■ Written instruction:
Please copy out every line of the listing below, character for character.

* Begin *

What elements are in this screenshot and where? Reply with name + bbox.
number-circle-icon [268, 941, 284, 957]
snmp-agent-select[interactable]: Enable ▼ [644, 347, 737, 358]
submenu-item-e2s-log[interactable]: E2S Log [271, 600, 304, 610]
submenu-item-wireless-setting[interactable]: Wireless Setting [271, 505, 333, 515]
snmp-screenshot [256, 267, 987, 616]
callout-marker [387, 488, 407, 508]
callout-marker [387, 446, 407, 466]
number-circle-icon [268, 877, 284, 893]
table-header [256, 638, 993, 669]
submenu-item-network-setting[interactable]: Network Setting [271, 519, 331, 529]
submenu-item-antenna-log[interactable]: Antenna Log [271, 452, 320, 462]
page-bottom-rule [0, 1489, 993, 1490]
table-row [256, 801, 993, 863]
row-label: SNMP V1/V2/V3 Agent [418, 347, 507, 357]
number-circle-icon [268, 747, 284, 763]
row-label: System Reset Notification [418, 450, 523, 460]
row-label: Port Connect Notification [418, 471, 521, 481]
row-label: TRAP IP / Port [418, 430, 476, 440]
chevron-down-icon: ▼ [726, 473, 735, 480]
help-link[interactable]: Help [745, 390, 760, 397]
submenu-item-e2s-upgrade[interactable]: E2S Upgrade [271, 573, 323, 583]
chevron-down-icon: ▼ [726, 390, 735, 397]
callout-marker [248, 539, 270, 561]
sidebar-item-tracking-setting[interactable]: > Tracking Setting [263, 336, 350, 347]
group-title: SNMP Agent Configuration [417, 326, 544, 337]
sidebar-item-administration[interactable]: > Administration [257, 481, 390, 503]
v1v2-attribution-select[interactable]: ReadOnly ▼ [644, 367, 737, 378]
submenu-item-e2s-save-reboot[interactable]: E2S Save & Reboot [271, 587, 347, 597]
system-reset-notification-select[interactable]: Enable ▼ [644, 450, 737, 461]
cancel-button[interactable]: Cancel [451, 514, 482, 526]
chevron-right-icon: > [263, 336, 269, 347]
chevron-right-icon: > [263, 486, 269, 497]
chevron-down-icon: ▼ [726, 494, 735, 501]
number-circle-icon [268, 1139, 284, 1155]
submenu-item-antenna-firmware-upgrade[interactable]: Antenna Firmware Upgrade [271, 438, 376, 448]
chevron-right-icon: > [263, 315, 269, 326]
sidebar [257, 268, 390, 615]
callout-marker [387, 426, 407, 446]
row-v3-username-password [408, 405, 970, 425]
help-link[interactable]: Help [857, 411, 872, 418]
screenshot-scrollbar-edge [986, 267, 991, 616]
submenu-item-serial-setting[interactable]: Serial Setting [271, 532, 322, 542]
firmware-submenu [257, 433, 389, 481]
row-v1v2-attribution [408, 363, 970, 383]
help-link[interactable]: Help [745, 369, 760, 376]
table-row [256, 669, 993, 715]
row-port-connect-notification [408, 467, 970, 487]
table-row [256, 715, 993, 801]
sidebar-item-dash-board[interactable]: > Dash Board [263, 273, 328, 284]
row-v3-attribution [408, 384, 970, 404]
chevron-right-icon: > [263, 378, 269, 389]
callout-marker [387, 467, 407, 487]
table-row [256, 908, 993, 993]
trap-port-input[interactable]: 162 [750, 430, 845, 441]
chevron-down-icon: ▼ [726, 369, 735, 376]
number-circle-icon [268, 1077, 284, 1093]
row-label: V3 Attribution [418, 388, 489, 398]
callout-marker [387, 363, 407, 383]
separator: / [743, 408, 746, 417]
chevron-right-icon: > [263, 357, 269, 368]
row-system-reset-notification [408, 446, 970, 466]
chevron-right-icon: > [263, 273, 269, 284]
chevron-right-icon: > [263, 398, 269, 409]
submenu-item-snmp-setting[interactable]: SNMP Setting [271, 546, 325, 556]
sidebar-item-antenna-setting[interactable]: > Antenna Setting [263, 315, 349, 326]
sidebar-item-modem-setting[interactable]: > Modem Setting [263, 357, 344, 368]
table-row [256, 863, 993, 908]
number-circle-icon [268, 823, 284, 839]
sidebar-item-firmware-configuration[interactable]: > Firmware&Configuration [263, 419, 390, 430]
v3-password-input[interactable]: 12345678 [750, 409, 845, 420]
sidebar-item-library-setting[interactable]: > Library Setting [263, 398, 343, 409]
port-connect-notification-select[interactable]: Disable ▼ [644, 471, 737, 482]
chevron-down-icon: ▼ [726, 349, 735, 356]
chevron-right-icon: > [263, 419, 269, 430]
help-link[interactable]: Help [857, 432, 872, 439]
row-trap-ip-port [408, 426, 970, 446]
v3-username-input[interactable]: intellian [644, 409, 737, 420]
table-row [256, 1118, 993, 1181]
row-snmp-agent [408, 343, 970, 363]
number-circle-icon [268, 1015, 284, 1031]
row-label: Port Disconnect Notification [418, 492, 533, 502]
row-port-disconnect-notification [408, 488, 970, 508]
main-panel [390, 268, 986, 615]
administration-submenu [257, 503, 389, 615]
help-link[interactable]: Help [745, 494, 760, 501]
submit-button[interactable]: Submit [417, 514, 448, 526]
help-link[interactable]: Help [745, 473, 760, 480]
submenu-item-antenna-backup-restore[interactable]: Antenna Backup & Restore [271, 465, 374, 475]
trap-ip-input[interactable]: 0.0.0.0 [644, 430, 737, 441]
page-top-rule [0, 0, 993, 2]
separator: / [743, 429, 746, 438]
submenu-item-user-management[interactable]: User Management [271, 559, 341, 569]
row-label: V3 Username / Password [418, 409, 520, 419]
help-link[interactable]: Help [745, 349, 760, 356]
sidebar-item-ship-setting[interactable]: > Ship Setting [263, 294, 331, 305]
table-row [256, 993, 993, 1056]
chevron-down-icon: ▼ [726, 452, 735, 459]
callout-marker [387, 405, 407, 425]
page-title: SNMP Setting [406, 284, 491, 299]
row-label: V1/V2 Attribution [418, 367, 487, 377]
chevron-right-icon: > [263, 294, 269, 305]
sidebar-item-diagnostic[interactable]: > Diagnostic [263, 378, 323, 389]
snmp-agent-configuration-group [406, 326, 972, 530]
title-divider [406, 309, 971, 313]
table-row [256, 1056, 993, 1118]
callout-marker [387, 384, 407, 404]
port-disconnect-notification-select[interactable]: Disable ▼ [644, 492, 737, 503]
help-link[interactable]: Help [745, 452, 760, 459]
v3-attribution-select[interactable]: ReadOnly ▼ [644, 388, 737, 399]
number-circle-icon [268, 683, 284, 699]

* End *

■ Completed task:
What elements are in this screenshot and where? Reply with name + bbox.
number-circle-icon [268, 941, 284, 957]
snmp-agent-select[interactable]: Enable ▼ [644, 347, 737, 358]
submenu-item-e2s-log[interactable]: E2S Log [271, 600, 304, 610]
submenu-item-wireless-setting[interactable]: Wireless Setting [271, 505, 333, 515]
snmp-screenshot [256, 267, 987, 616]
callout-marker [387, 488, 407, 508]
callout-marker [387, 446, 407, 466]
number-circle-icon [268, 877, 284, 893]
table-header [256, 638, 993, 669]
submenu-item-network-setting[interactable]: Network Setting [271, 519, 331, 529]
submenu-item-antenna-log[interactable]: Antenna Log [271, 452, 320, 462]
page-bottom-rule [0, 1489, 993, 1490]
table-row [256, 801, 993, 863]
row-label: SNMP V1/V2/V3 Agent [418, 347, 507, 357]
number-circle-icon [268, 747, 284, 763]
row-label: System Reset Notification [418, 450, 523, 460]
row-label: Port Connect Notification [418, 471, 521, 481]
row-label: TRAP IP / Port [418, 430, 476, 440]
chevron-down-icon: ▼ [726, 473, 735, 480]
help-link[interactable]: Help [745, 390, 760, 397]
submenu-item-e2s-upgrade[interactable]: E2S Upgrade [271, 573, 323, 583]
chevron-down-icon: ▼ [726, 390, 735, 397]
callout-marker [248, 539, 270, 561]
sidebar-item-tracking-setting[interactable]: > Tracking Setting [263, 336, 350, 347]
group-title: SNMP Agent Configuration [417, 326, 544, 337]
sidebar-item-administration[interactable]: > Administration [257, 481, 390, 503]
v1v2-attribution-select[interactable]: ReadOnly ▼ [644, 367, 737, 378]
submenu-item-e2s-save-reboot[interactable]: E2S Save & Reboot [271, 587, 347, 597]
system-reset-notification-select[interactable]: Enable ▼ [644, 450, 737, 461]
cancel-button[interactable]: Cancel [451, 514, 482, 526]
chevron-right-icon: > [263, 336, 269, 347]
chevron-right-icon: > [263, 486, 269, 497]
chevron-down-icon: ▼ [726, 494, 735, 501]
number-circle-icon [268, 1139, 284, 1155]
submenu-item-antenna-firmware-upgrade[interactable]: Antenna Firmware Upgrade [271, 438, 376, 448]
chevron-right-icon: > [263, 315, 269, 326]
sidebar [257, 268, 390, 615]
callout-marker [387, 426, 407, 446]
row-v3-username-password [408, 405, 970, 425]
help-link[interactable]: Help [857, 411, 872, 418]
screenshot-scrollbar-edge [986, 267, 991, 616]
submenu-item-serial-setting[interactable]: Serial Setting [271, 532, 322, 542]
firmware-submenu [257, 433, 389, 481]
row-v1v2-attribution [408, 363, 970, 383]
help-link[interactable]: Help [745, 369, 760, 376]
table-row [256, 669, 993, 715]
row-port-connect-notification [408, 467, 970, 487]
table-row [256, 715, 993, 801]
sidebar-item-dash-board[interactable]: > Dash Board [263, 273, 328, 284]
row-v3-attribution [408, 384, 970, 404]
chevron-right-icon: > [263, 378, 269, 389]
callout-marker [387, 467, 407, 487]
table-row [256, 908, 993, 993]
trap-port-input[interactable]: 162 [750, 430, 845, 441]
chevron-down-icon: ▼ [726, 369, 735, 376]
number-circle-icon [268, 1077, 284, 1093]
row-label: V3 Attribution [418, 388, 489, 398]
callout-marker [387, 363, 407, 383]
separator: / [743, 408, 746, 417]
chevron-right-icon: > [263, 357, 269, 368]
row-system-reset-notification [408, 446, 970, 466]
chevron-right-icon: > [263, 273, 269, 284]
chevron-right-icon: > [263, 398, 269, 409]
submenu-item-snmp-setting[interactable]: SNMP Setting [271, 546, 325, 556]
sidebar-item-antenna-setting[interactable]: > Antenna Setting [263, 315, 349, 326]
sidebar-item-modem-setting[interactable]: > Modem Setting [263, 357, 344, 368]
table-row [256, 863, 993, 908]
number-circle-icon [268, 823, 284, 839]
sidebar-item-firmware-configuration[interactable]: > Firmware&Configuration [263, 419, 390, 430]
v3-password-input[interactable]: 12345678 [750, 409, 845, 420]
sidebar-item-library-setting[interactable]: > Library Setting [263, 398, 343, 409]
port-connect-notification-select[interactable]: Disable ▼ [644, 471, 737, 482]
chevron-down-icon: ▼ [726, 349, 735, 356]
chevron-right-icon: > [263, 419, 269, 430]
help-link[interactable]: Help [857, 432, 872, 439]
row-trap-ip-port [408, 426, 970, 446]
v3-username-input[interactable]: intellian [644, 409, 737, 420]
table-row [256, 1118, 993, 1181]
row-snmp-agent [408, 343, 970, 363]
number-circle-icon [268, 1015, 284, 1031]
row-label: Port Disconnect Notification [418, 492, 533, 502]
row-port-disconnect-notification [408, 488, 970, 508]
main-panel [390, 268, 986, 615]
administration-submenu [257, 503, 389, 615]
help-link[interactable]: Help [745, 494, 760, 501]
submit-button[interactable]: Submit [417, 514, 448, 526]
help-link[interactable]: Help [745, 473, 760, 480]
submenu-item-antenna-backup-restore[interactable]: Antenna Backup & Restore [271, 465, 374, 475]
trap-ip-input[interactable]: 0.0.0.0 [644, 430, 737, 441]
page-top-rule [0, 0, 993, 2]
separator: / [743, 429, 746, 438]
submenu-item-user-management[interactable]: User Management [271, 559, 341, 569]
row-label: V3 Username / Password [418, 409, 520, 419]
help-link[interactable]: Help [745, 349, 760, 356]
sidebar-item-ship-setting[interactable]: > Ship Setting [263, 294, 331, 305]
table-row [256, 993, 993, 1056]
chevron-down-icon: ▼ [726, 452, 735, 459]
callout-marker [387, 405, 407, 425]
page-title: SNMP Setting [406, 284, 491, 299]
row-label: V1/V2 Attribution [418, 367, 487, 377]
chevron-right-icon: > [263, 294, 269, 305]
sidebar-item-diagnostic[interactable]: > Diagnostic [263, 378, 323, 389]
snmp-agent-configuration-group [406, 326, 972, 530]
title-divider [406, 309, 971, 313]
table-row [256, 1056, 993, 1118]
callout-marker [387, 384, 407, 404]
port-disconnect-notification-select[interactable]: Disable ▼ [644, 492, 737, 503]
help-link[interactable]: Help [745, 452, 760, 459]
v3-attribution-select[interactable]: ReadOnly ▼ [644, 388, 737, 399]
number-circle-icon [268, 683, 284, 699]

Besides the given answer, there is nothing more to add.